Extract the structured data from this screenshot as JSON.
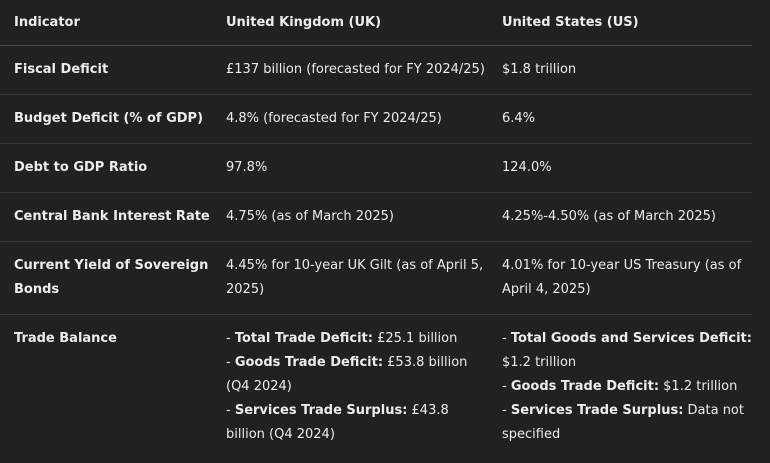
{
  "headers": [
    "Indicator",
    "United Kingdom (UK)",
    "United States (US)"
  ],
  "rows": [
    {
      "indicator": "Fiscal Deficit",
      "uk": "£137 billion (forecasted for FY 2024/25)",
      "us": "$1.8 trillion"
    },
    {
      "indicator": "Budget Deficit (% of GDP)",
      "uk": "4.8% (forecasted for FY 2024/25)",
      "us": "6.4%"
    },
    {
      "indicator": "Debt to GDP Ratio",
      "uk": "97.8%",
      "us": "124.0%"
    },
    {
      "indicator": "Central Bank Interest Rate",
      "uk": "4.75% (as of March 2025)",
      "us": "4.25%-4.50% (as of March 2025)"
    },
    {
      "indicator": "Current Yield of Sovereign Bonds",
      "uk": "4.45% for 10-year UK Gilt (as of April 5, 2025)",
      "us": "4.01% for 10-year US Treasury (as of April 4, 2025)"
    },
    {
      "indicator": "Trade Balance",
      "uk_items": [
        {
          "prefix": "- ",
          "label": "Total Trade Deficit:",
          "value": " £25.1 billion"
        },
        {
          "prefix": "- ",
          "label": "Goods Trade Deficit:",
          "value": " £53.8 billion (Q4 2024)"
        },
        {
          "prefix": "- ",
          "label": "Services Trade Surplus:",
          "value": " £43.8 billion (Q4 2024)"
        }
      ],
      "us_items": [
        {
          "prefix": "- ",
          "label": "Total Goods and Services Deficit:",
          "value": " $1.2 trillion"
        },
        {
          "prefix": "- ",
          "label": "Goods Trade Deficit:",
          "value": " $1.2 trillion"
        },
        {
          "prefix": "- ",
          "label": "Services Trade Surplus:",
          "value": " Data not specified"
        }
      ]
    }
  ]
}
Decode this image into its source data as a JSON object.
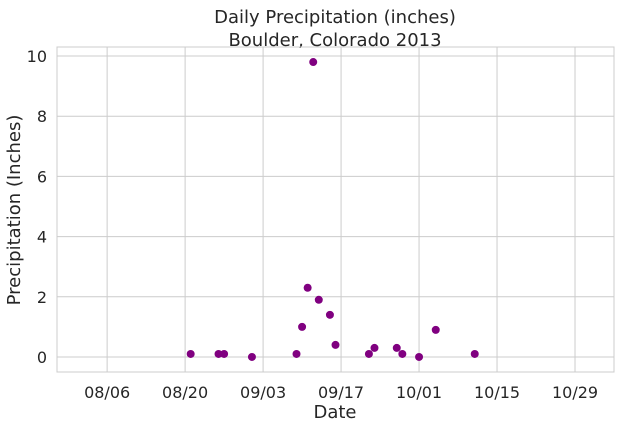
{
  "chart_data": {
    "type": "scatter",
    "title": "Daily Precipitation (inches)",
    "subtitle": "Boulder, Colorado 2013",
    "xlabel": "Date",
    "ylabel": "Precipitation (Inches)",
    "xlim": [
      "2013-07-28",
      "2013-11-05"
    ],
    "ylim": [
      -0.5,
      10.3
    ],
    "x_ticks": [
      {
        "date": "2013-08-06",
        "label": "08/06"
      },
      {
        "date": "2013-08-20",
        "label": "08/20"
      },
      {
        "date": "2013-09-03",
        "label": "09/03"
      },
      {
        "date": "2013-09-17",
        "label": "09/17"
      },
      {
        "date": "2013-10-01",
        "label": "10/01"
      },
      {
        "date": "2013-10-15",
        "label": "10/15"
      },
      {
        "date": "2013-10-29",
        "label": "10/29"
      }
    ],
    "y_ticks": [
      0,
      2,
      4,
      6,
      8,
      10
    ],
    "grid": true,
    "marker_color": "#800080",
    "points": [
      {
        "x": "2013-08-21",
        "y": 0.1
      },
      {
        "x": "2013-08-26",
        "y": 0.1
      },
      {
        "x": "2013-08-27",
        "y": 0.1
      },
      {
        "x": "2013-09-01",
        "y": 0.0
      },
      {
        "x": "2013-09-09",
        "y": 0.1
      },
      {
        "x": "2013-09-10",
        "y": 1.0
      },
      {
        "x": "2013-09-11",
        "y": 2.3
      },
      {
        "x": "2013-09-12",
        "y": 9.8
      },
      {
        "x": "2013-09-13",
        "y": 1.9
      },
      {
        "x": "2013-09-15",
        "y": 1.4
      },
      {
        "x": "2013-09-16",
        "y": 0.4
      },
      {
        "x": "2013-09-22",
        "y": 0.1
      },
      {
        "x": "2013-09-23",
        "y": 0.3
      },
      {
        "x": "2013-09-27",
        "y": 0.3
      },
      {
        "x": "2013-09-28",
        "y": 0.1
      },
      {
        "x": "2013-10-01",
        "y": 0.0
      },
      {
        "x": "2013-10-04",
        "y": 0.9
      },
      {
        "x": "2013-10-11",
        "y": 0.1
      }
    ]
  }
}
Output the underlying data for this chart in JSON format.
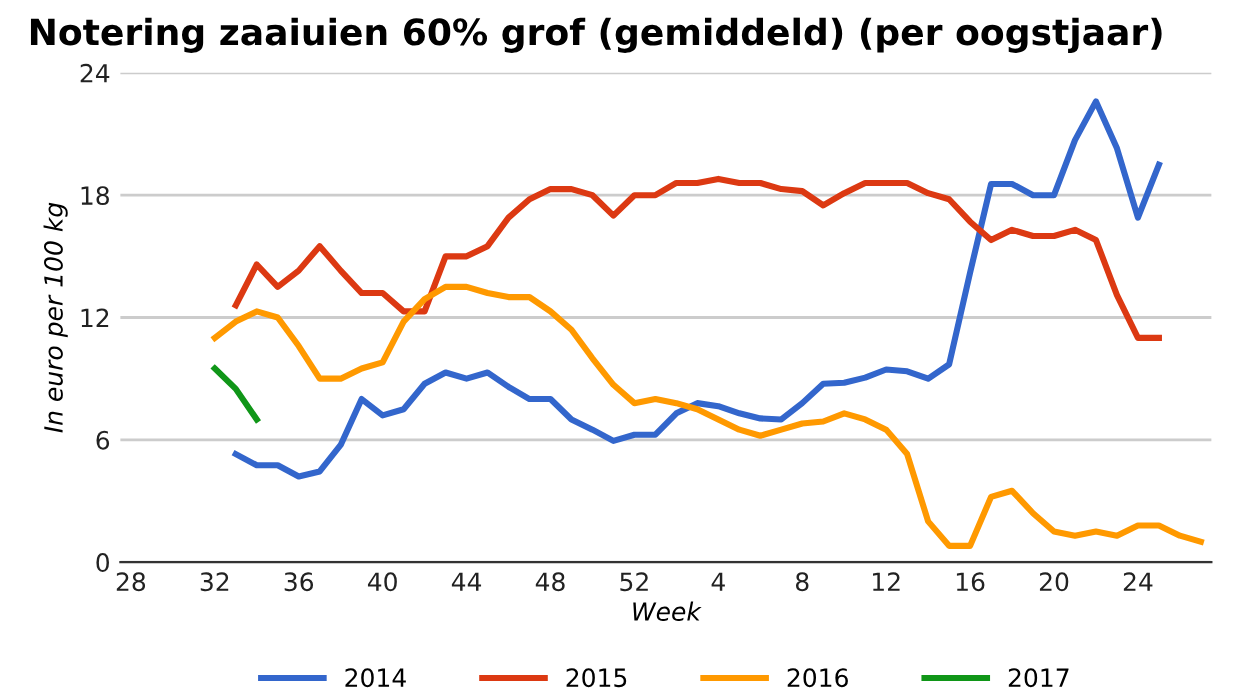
{
  "chart_data": {
    "type": "line",
    "title": "Notering zaaiuien 60% grof (gemiddeld) (per oogstjaar)",
    "xlabel": "Week",
    "ylabel": "In euro per 100 kg",
    "categories": [
      "28",
      null,
      null,
      null,
      "32",
      null,
      null,
      null,
      "36",
      null,
      null,
      null,
      "40",
      null,
      null,
      null,
      "44",
      null,
      null,
      null,
      "48",
      null,
      null,
      null,
      "52",
      null,
      null,
      null,
      "4",
      null,
      null,
      null,
      "8",
      null,
      null,
      null,
      "12",
      null,
      null,
      null,
      "16",
      null,
      null,
      null,
      "20",
      null,
      null,
      null,
      "24",
      null,
      null,
      null
    ],
    "ylim": [
      0,
      24
    ],
    "yticks": [
      0,
      6,
      12,
      18,
      24
    ],
    "grid": "y",
    "legend": "bottom",
    "marker": "none",
    "line_style": "solid",
    "series": [
      {
        "name": "2014",
        "color": "#3366cc",
        "values": [
          null,
          null,
          null,
          null,
          null,
          5.3,
          4.75,
          4.75,
          4.2,
          4.45,
          5.75,
          8.0,
          7.2,
          7.5,
          8.75,
          9.3,
          9.0,
          9.3,
          8.6,
          8.0,
          8.0,
          7.0,
          6.5,
          5.95,
          6.25,
          6.25,
          7.3,
          7.8,
          7.65,
          7.3,
          7.05,
          7.0,
          7.8,
          8.75,
          8.8,
          9.05,
          9.45,
          9.36,
          9.0,
          9.7,
          14.2,
          18.55,
          18.55,
          18.0,
          18.0,
          20.7,
          22.6,
          20.3,
          16.9,
          19.5,
          null,
          null
        ]
      },
      {
        "name": "2015",
        "color": "#dc3912",
        "values": [
          null,
          null,
          null,
          null,
          null,
          12.6,
          14.6,
          13.5,
          14.3,
          15.5,
          14.3,
          13.2,
          13.2,
          12.3,
          12.3,
          15.0,
          15.0,
          15.5,
          16.9,
          17.8,
          18.3,
          18.3,
          18.0,
          17.0,
          18.0,
          18.0,
          18.6,
          18.6,
          18.8,
          18.6,
          18.6,
          18.3,
          18.2,
          17.5,
          18.1,
          18.6,
          18.6,
          18.6,
          18.1,
          17.8,
          16.7,
          15.8,
          16.3,
          16.0,
          16.0,
          16.3,
          15.8,
          13.1,
          11.0,
          11.0,
          null,
          null
        ]
      },
      {
        "name": "2016",
        "color": "#ff9900",
        "values": [
          null,
          null,
          null,
          null,
          11.0,
          11.8,
          12.3,
          12.0,
          10.6,
          9.0,
          9.0,
          9.5,
          9.8,
          11.8,
          12.9,
          13.5,
          13.5,
          13.2,
          13.0,
          13.0,
          12.3,
          11.4,
          10.0,
          8.7,
          7.8,
          8.0,
          7.8,
          7.5,
          7.0,
          6.5,
          6.2,
          6.5,
          6.8,
          6.9,
          7.3,
          7.0,
          6.5,
          5.3,
          2.0,
          0.8,
          0.8,
          3.2,
          3.5,
          2.4,
          1.5,
          1.3,
          1.5,
          1.3,
          1.8,
          1.8,
          1.3,
          1.0
        ]
      },
      {
        "name": "2017",
        "color": "#109618",
        "values": [
          null,
          null,
          null,
          null,
          9.5,
          8.5,
          7.0,
          null,
          null,
          null,
          null,
          null,
          null,
          null,
          null,
          null,
          null,
          null,
          null,
          null,
          null,
          null,
          null,
          null,
          null,
          null,
          null,
          null,
          null,
          null,
          null,
          null,
          null,
          null,
          null,
          null,
          null,
          null,
          null,
          null,
          null,
          null,
          null,
          null,
          null,
          null,
          null,
          null,
          null,
          null,
          null,
          null
        ]
      }
    ]
  }
}
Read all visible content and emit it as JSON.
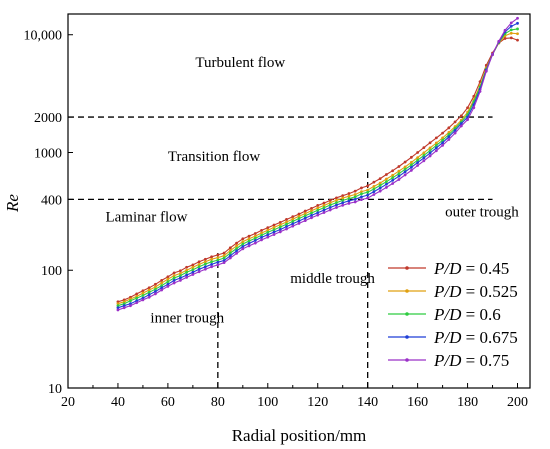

_Task details_
Leave out the pictures and copy every record above exactly.

_Completed exercise_
Extract the structured data from this screenshot as JSON.
{
  "headers": [
    "Indicator",
    "United Kingdom (UK)",
    "United States (US)"
  ],
  "rows": [
    {
      "indicator": "Fiscal Deficit",
      "uk": "£137 billion (forecasted for FY 2024/25)",
      "us": "$1.8 trillion"
    },
    {
      "indicator": "Budget Deficit (% of GDP)",
      "uk": "4.8% (forecasted for FY 2024/25)",
      "us": "6.4%"
    },
    {
      "indicator": "Debt to GDP Ratio",
      "uk": "97.8%",
      "us": "124.0%"
    },
    {
      "indicator": "Central Bank Interest Rate",
      "uk": "4.75% (as of March 2025)",
      "us": "4.25%-4.50% (as of March 2025)"
    },
    {
      "indicator": "Current Yield of Sovereign Bonds",
      "uk": "4.45% for 10-year UK Gilt (as of April 5, 2025)",
      "us": "4.01% for 10-year US Treasury (as of April 4, 2025)"
    },
    {
      "indicator": "Trade Balance",
      "uk_items": [
        {
          "prefix": "- ",
          "label": "Total Trade Deficit:",
          "value": " £25.1 billion"
        },
        {
          "prefix": "- ",
          "label": "Goods Trade Deficit:",
          "value": " £53.8 billion (Q4 2024)"
        },
        {
          "prefix": "- ",
          "label": "Services Trade Surplus:",
          "value": " £43.8 billion (Q4 2024)"
        }
      ],
      "us_items": [
        {
          "prefix": "- ",
          "label": "Total Goods and Services Deficit:",
          "value": " $1.2 trillion"
        },
        {
          "prefix": "- ",
          "label": "Goods Trade Deficit:",
          "value": " $1.2 trillion"
        },
        {
          "prefix": "- ",
          "label": "Services Trade Surplus:",
          "value": " Data not specified"
        }
      ]
    }
  ]
}
Decode this image into its source data as a JSON object.
{
  "chart_data": {
    "type": "scatter",
    "title": "Daily Precipitation (inches)",
    "subtitle": "Boulder, Colorado 2013",
    "xlabel": "Date",
    "ylabel": "Precipitation (Inches)",
    "xlim": [
      "2013-07-28",
      "2013-11-05"
    ],
    "ylim": [
      -0.5,
      10.3
    ],
    "x_ticks": [
      {
        "date": "2013-08-06",
        "label": "08/06"
      },
      {
        "date": "2013-08-20",
        "label": "08/20"
      },
      {
        "date": "2013-09-03",
        "label": "09/03"
      },
      {
        "date": "2013-09-17",
        "label": "09/17"
      },
      {
        "date": "2013-10-01",
        "label": "10/01"
      },
      {
        "date": "2013-10-15",
        "label": "10/15"
      },
      {
        "date": "2013-10-29",
        "label": "10/29"
      }
    ],
    "y_ticks": [
      0,
      2,
      4,
      6,
      8,
      10
    ],
    "grid": true,
    "marker_color": "#800080",
    "points": [
      {
        "x": "2013-08-21",
        "y": 0.1
      },
      {
        "x": "2013-08-26",
        "y": 0.1
      },
      {
        "x": "2013-08-27",
        "y": 0.1
      },
      {
        "x": "2013-09-01",
        "y": 0.0
      },
      {
        "x": "2013-09-09",
        "y": 0.1
      },
      {
        "x": "2013-09-10",
        "y": 1.0
      },
      {
        "x": "2013-09-11",
        "y": 2.3
      },
      {
        "x": "2013-09-12",
        "y": 9.8
      },
      {
        "x": "2013-09-13",
        "y": 1.9
      },
      {
        "x": "2013-09-15",
        "y": 1.4
      },
      {
        "x": "2013-09-16",
        "y": 0.4
      },
      {
        "x": "2013-09-22",
        "y": 0.1
      },
      {
        "x": "2013-09-23",
        "y": 0.3
      },
      {
        "x": "2013-09-27",
        "y": 0.3
      },
      {
        "x": "2013-09-28",
        "y": 0.1
      },
      {
        "x": "2013-10-01",
        "y": 0.0
      },
      {
        "x": "2013-10-04",
        "y": 0.9
      },
      {
        "x": "2013-10-11",
        "y": 0.1
      }
    ]
  }
}
Output the underlying data for this chart in JSON format.
{
  "chart_data": {
    "type": "line",
    "title": "Notering zaaiuien 60% grof (gemiddeld) (per oogstjaar)",
    "xlabel": "Week",
    "ylabel": "In euro per 100 kg",
    "categories": [
      "28",
      null,
      null,
      null,
      "32",
      null,
      null,
      null,
      "36",
      null,
      null,
      null,
      "40",
      null,
      null,
      null,
      "44",
      null,
      null,
      null,
      "48",
      null,
      null,
      null,
      "52",
      null,
      null,
      null,
      "4",
      null,
      null,
      null,
      "8",
      null,
      null,
      null,
      "12",
      null,
      null,
      null,
      "16",
      null,
      null,
      null,
      "20",
      null,
      null,
      null,
      "24",
      null,
      null,
      null
    ],
    "ylim": [
      0,
      24
    ],
    "yticks": [
      0,
      6,
      12,
      18,
      24
    ],
    "grid": "y",
    "legend": "bottom",
    "marker": "none",
    "line_style": "solid",
    "series": [
      {
        "name": "2014",
        "color": "#3366cc",
        "values": [
          null,
          null,
          null,
          null,
          null,
          5.3,
          4.75,
          4.75,
          4.2,
          4.45,
          5.75,
          8.0,
          7.2,
          7.5,
          8.75,
          9.3,
          9.0,
          9.3,
          8.6,
          8.0,
          8.0,
          7.0,
          6.5,
          5.95,
          6.25,
          6.25,
          7.3,
          7.8,
          7.65,
          7.3,
          7.05,
          7.0,
          7.8,
          8.75,
          8.8,
          9.05,
          9.45,
          9.36,
          9.0,
          9.7,
          14.2,
          18.55,
          18.55,
          18.0,
          18.0,
          20.7,
          22.6,
          20.3,
          16.9,
          19.5,
          null,
          null
        ]
      },
      {
        "name": "2015",
        "color": "#dc3912",
        "values": [
          null,
          null,
          null,
          null,
          null,
          12.6,
          14.6,
          13.5,
          14.3,
          15.5,
          14.3,
          13.2,
          13.2,
          12.3,
          12.3,
          15.0,
          15.0,
          15.5,
          16.9,
          17.8,
          18.3,
          18.3,
          18.0,
          17.0,
          18.0,
          18.0,
          18.6,
          18.6,
          18.8,
          18.6,
          18.6,
          18.3,
          18.2,
          17.5,
          18.1,
          18.6,
          18.6,
          18.6,
          18.1,
          17.8,
          16.7,
          15.8,
          16.3,
          16.0,
          16.0,
          16.3,
          15.8,
          13.1,
          11.0,
          11.0,
          null,
          null
        ]
      },
      {
        "name": "2016",
        "color": "#ff9900",
        "values": [
          null,
          null,
          null,
          null,
          11.0,
          11.8,
          12.3,
          12.0,
          10.6,
          9.0,
          9.0,
          9.5,
          9.8,
          11.8,
          12.9,
          13.5,
          13.5,
          13.2,
          13.0,
          13.0,
          12.3,
          11.4,
          10.0,
          8.7,
          7.8,
          8.0,
          7.8,
          7.5,
          7.0,
          6.5,
          6.2,
          6.5,
          6.8,
          6.9,
          7.3,
          7.0,
          6.5,
          5.3,
          2.0,
          0.8,
          0.8,
          3.2,
          3.5,
          2.4,
          1.5,
          1.3,
          1.5,
          1.3,
          1.8,
          1.8,
          1.3,
          1.0
        ]
      },
      {
        "name": "2017",
        "color": "#109618",
        "values": [
          null,
          null,
          null,
          null,
          9.5,
          8.5,
          7.0,
          null,
          null,
          null,
          null,
          null,
          null,
          null,
          null,
          null,
          null,
          null,
          null,
          null,
          null,
          null,
          null,
          null,
          null,
          null,
          null,
          null,
          null,
          null,
          null,
          null,
          null,
          null,
          null,
          null,
          null,
          null,
          null,
          null,
          null,
          null,
          null,
          null,
          null,
          null,
          null,
          null,
          null,
          null,
          null,
          null
        ]
      }
    ]
  }
}
Read all visible content and emit it as JSON.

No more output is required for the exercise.